# START OF Provided data

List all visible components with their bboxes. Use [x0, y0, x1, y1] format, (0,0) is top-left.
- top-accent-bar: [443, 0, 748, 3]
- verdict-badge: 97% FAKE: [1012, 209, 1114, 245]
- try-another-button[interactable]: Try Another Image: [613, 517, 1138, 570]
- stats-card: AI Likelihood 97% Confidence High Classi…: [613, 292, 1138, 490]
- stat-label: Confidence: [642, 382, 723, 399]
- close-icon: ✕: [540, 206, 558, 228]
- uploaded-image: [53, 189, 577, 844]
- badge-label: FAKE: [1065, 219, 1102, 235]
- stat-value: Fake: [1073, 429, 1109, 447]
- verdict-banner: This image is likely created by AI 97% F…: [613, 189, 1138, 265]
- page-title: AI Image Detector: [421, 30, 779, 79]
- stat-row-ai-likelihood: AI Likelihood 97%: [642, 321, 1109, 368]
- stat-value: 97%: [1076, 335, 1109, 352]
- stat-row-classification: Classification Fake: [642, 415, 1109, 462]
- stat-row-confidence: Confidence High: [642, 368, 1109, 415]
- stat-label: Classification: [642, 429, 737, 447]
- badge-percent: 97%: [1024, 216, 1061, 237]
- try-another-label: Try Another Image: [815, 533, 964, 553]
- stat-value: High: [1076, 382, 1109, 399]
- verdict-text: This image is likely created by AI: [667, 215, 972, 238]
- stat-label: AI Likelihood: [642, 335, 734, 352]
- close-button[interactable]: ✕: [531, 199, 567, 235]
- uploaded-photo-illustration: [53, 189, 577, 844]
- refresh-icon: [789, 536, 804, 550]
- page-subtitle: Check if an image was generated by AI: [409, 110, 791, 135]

# END OF Provided data

**Set problem**
Present every line of the listing above as a Markdown table with the columns "Row" and "Line", numbering each row and skipping any blank lines.

**The reply**
| Row | Line |
|---|---|
| 1 | List all visible components with their bboxes. Use [x0, y0, x1, y1] format, (0,0) is top-left. |
| 2 | - top-accent-bar: [443, 0, 748, 3] |
| 3 | - verdict-badge: 97% FAKE: [1012, 209, 1114, 245] |
| 4 | - try-another-button[interactable]: Try Another Image: [613, 517, 1138, 570] |
| 5 | - stats-card: AI Likelihood 97% Confidence High Classi…: [613, 292, 1138, 490] |
| 6 | - stat-label: Confidence: [642, 382, 723, 399] |
| 7 | - close-icon: ✕: [540, 206, 558, 228] |
| 8 | - uploaded-image: [53, 189, 577, 844] |
| 9 | - badge-label: FAKE: [1065, 219, 1102, 235] |
| 10 | - stat-value: Fake: [1073, 429, 1109, 447] |
| 11 | - verdict-banner: This image is likely created by AI 97% F…: [613, 189, 1138, 265] |
| 12 | - page-title: AI Image Detector: [421, 30, 779, 79] |
| 13 | - stat-row-ai-likelihood: AI Likelihood 97%: [642, 321, 1109, 368] |
| 14 | - stat-value: 97%: [1076, 335, 1109, 352] |
| 15 | - stat-row-classification: Classification Fake: [642, 415, 1109, 462] |
| 16 | - stat-row-confidence: Confidence High: [642, 368, 1109, 415] |
| 17 | - stat-label: Classification: [642, 429, 737, 447] |
| 18 | - badge-percent: 97%: [1024, 216, 1061, 237] |
| 19 | - try-another-label: Try Another Image: [815, 533, 964, 553] |
| 20 | - stat-value: High: [1076, 382, 1109, 399] |
| 21 | - verdict-text: This image is likely created by AI: [667, 215, 972, 238] |
| 22 | - stat-label: AI Likelihood: [642, 335, 734, 352] |
| 23 | - close-button[interactable]: ✕: [531, 199, 567, 235] |
| 24 | - uploaded-photo-illustration: [53, 189, 577, 844] |
| 25 | - refresh-icon: [789, 536, 804, 550] |
| 26 | - page-subtitle: Check if an image was generated by AI: [409, 110, 791, 135] |